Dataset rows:
════════════════════

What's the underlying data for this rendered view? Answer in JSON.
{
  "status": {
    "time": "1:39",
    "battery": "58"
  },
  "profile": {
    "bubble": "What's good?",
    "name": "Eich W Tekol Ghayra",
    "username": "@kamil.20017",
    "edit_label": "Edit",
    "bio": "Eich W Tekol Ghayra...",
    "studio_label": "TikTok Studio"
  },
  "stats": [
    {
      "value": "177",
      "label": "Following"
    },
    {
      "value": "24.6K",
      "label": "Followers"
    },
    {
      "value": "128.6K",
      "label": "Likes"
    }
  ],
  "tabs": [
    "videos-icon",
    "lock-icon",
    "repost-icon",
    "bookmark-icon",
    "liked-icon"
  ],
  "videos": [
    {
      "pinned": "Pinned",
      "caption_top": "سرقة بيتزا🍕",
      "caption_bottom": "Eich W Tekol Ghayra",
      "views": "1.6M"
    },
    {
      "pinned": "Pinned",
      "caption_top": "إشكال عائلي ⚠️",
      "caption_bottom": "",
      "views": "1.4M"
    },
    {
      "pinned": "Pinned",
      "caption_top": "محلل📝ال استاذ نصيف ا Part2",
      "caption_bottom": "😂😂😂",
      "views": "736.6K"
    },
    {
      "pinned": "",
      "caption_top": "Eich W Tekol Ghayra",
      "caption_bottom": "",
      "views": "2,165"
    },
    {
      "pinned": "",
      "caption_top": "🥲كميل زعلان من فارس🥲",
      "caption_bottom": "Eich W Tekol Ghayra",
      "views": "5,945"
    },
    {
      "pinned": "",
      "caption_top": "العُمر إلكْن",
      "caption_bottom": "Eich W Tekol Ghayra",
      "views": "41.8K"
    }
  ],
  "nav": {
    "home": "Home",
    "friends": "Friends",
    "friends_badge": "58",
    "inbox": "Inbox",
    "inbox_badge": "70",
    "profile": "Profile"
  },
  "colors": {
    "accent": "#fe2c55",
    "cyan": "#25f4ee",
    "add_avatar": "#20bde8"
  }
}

════════════════════

◆ Exercise task:
Return each line with "What".

◆ Solved problem:
What's the underlying data for this rendered view? Answer in JSON.
    "bubble": "What's good?",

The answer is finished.